>> Begin DATA LINES
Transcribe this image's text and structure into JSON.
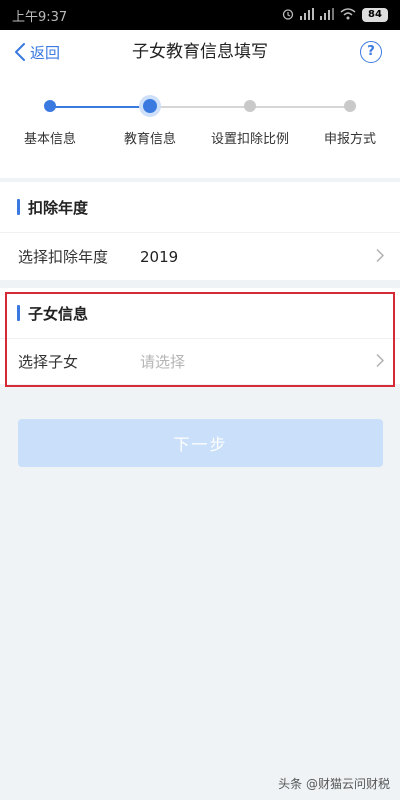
{
  "status_bar": {
    "time": "上午9:37",
    "battery": "84"
  },
  "nav": {
    "back_label": "返回",
    "title": "子女教育信息填写",
    "help_label": "?"
  },
  "stepper": {
    "steps": [
      {
        "label": "基本信息",
        "state": "done"
      },
      {
        "label": "教育信息",
        "state": "current"
      },
      {
        "label": "设置扣除比例",
        "state": "pending"
      },
      {
        "label": "申报方式",
        "state": "pending"
      }
    ]
  },
  "deduction_year": {
    "header": "扣除年度",
    "row_label": "选择扣除年度",
    "row_value": "2019"
  },
  "child_info": {
    "header": "子女信息",
    "row_label": "选择子女",
    "row_placeholder": "请选择"
  },
  "next_button": "下一步",
  "watermark": "头条 @财猫云问财税",
  "colors": {
    "accent": "#3a7ae0",
    "highlight_border": "#d62a37",
    "button_disabled": "#c9dffa"
  }
}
>> End DATA LINES
[WHAT TO WORK ON]: Images must not appear in the copy; reproduce everything else in the records verbatim.

[REPLY]:
Transcribe this image's text and structure into JSON.
{
  "status_bar": {
    "time": "上午9:37",
    "battery": "84"
  },
  "nav": {
    "back_label": "返回",
    "title": "子女教育信息填写",
    "help_label": "?"
  },
  "stepper": {
    "steps": [
      {
        "label": "基本信息",
        "state": "done"
      },
      {
        "label": "教育信息",
        "state": "current"
      },
      {
        "label": "设置扣除比例",
        "state": "pending"
      },
      {
        "label": "申报方式",
        "state": "pending"
      }
    ]
  },
  "deduction_year": {
    "header": "扣除年度",
    "row_label": "选择扣除年度",
    "row_value": "2019"
  },
  "child_info": {
    "header": "子女信息",
    "row_label": "选择子女",
    "row_placeholder": "请选择"
  },
  "next_button": "下一步",
  "watermark": "头条 @财猫云问财税",
  "colors": {
    "accent": "#3a7ae0",
    "highlight_border": "#d62a37",
    "button_disabled": "#c9dffa"
  }
}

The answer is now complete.